## WORK INSTRUCTIONS
• 1. In the passage on the desert censuses, how many military detachments did the first census find in Reuben, and how many men remained outside them?
• 2. Print the stretch of the passage on the desert censuses from "A close examination" through "but any other.".

## SELECTED PASSAGE
----------

It is worth noting that the hundreds expressing the number of men in each tribe are not followed by tens and units. This makes each number end, quite strangely, in its hundreds. Not even once the number of men in a tribe ends in 190, 180, 170, 30, 20, 10, 7, 6 or any number less than 200. We are led to conclude that these numbers do not meet God's determination to raise the census by name and one by one. If they did, there would be a lot of numbers ending in tens and units. Therefore, some information must be missing about the two censuses raised in the desert.
It is indeed not possible that random distributions of numbers like those that quantify the populations of the world would result in round figures. Similarly, it is not possible that the 26 sums of the two censuses would all lead to round numbers finishing in hundreds (400, 500, 700 etc.), never in tens or in units. So the thousands and hundreds of both censuses do not express measures of population, but something else.
A proper understanding of what was actually measured in the censuses can only be reached, when we consider the purpose implicit in counting the number of men "from twenty years old and upward [ ... ] able to go forth to war in Israel [ ... ] according to their armies" (Ex. 1,3). That purpose was not to determine the size of the population of Israel, but to constitute an army. In old times, censuses were seldom used for demographical purposes. Counting millions of people only to know the size of a population would be a luxury that very few nations could give themselves to. So, censuses had a very different goal. They were used to carry out mass military enrollment. In other words, to organize an apparatus of war. Women and children were not counted, in them, because they did not go to war.
Under this conception, the figures found immediately before the word eleph, in each census of Israel, do not indicate how many thousands of men, but how many military detachments existed in a tribe or in the nation as a whole. For example, in Reuben, the first census found 46 thousand and five hundred men,which means there were 46 detachments (thousands or elephs), out of which only 500 men remained. The conjunction and, which connects the 46 elephs to the 500 men indicates sum or addition. Therefore, there were the 500 besides the 46 detachments.
A close examination of Micah 5:2 helps us understand this a little better. In it, "groups of thousands" of Judah are military detachments (elephs) like those mentioned in the censuses. Micaiah says Bethlehem was too small to form one of these detachments. So we can infer that the military organization of the Book of Numbers was preserved long after the entrance of Israel into Canaan.
Nothing indicates that each of the "thousands" of Micah, invariably, consisted of a thousand men. It is likely that the number one thousand never occurred. The group did not need to have a certain number of members, provided that it could perform its missions with 501, 734, 990 or 2 thousand men. The same is true about the period of the wandering in the desert. During that period, Israel did not need groups of exactly a thousand effectives. So, they did not keep that number, but any other.
One may ask why each tribe had some elephs plus a few hundred men. Why some men were not included in the detachments? If we again exemplify with the case of Reuben, why the 500 men attributed to the tribe did not belong to its 46 elephs?

----------

## DATA SEGMENT

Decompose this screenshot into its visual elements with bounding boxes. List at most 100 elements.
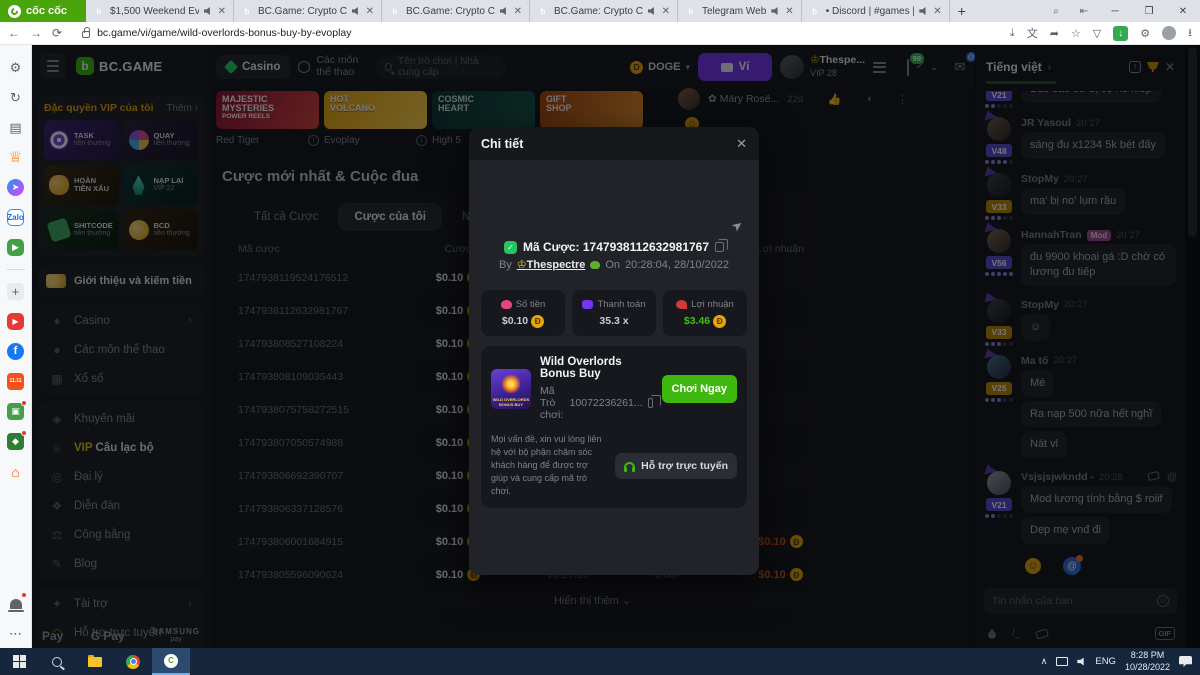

----------

## TASK ANSWERS
• 1. 46 detachments, with 500 men remaining.

• 2.
A close examination of Micah 5:2 helps us understand this a little better. In it, "groups of thousands" of Judah are military detachments (elephs) like those mentioned in the censuses. Micaiah says Bethlehem was too small to form one of these detachments. So we can infer that the military organization of the Book of Numbers was preserved long after the entrance of Israel into Canaan.
Nothing indicates that each of the "thousands" of Micah, invariably, consisted of a thousand men. It is likely that the number one thousand never occurred. The group did not need to have a certain number of members, provided that it could perform its missions with 501, 734, 990 or 2 thousand men. The same is true about the period of the wandering in the desert. During that period, Israel did not need groups of exactly a thousand effectives. So, they did not keep that number, but any other.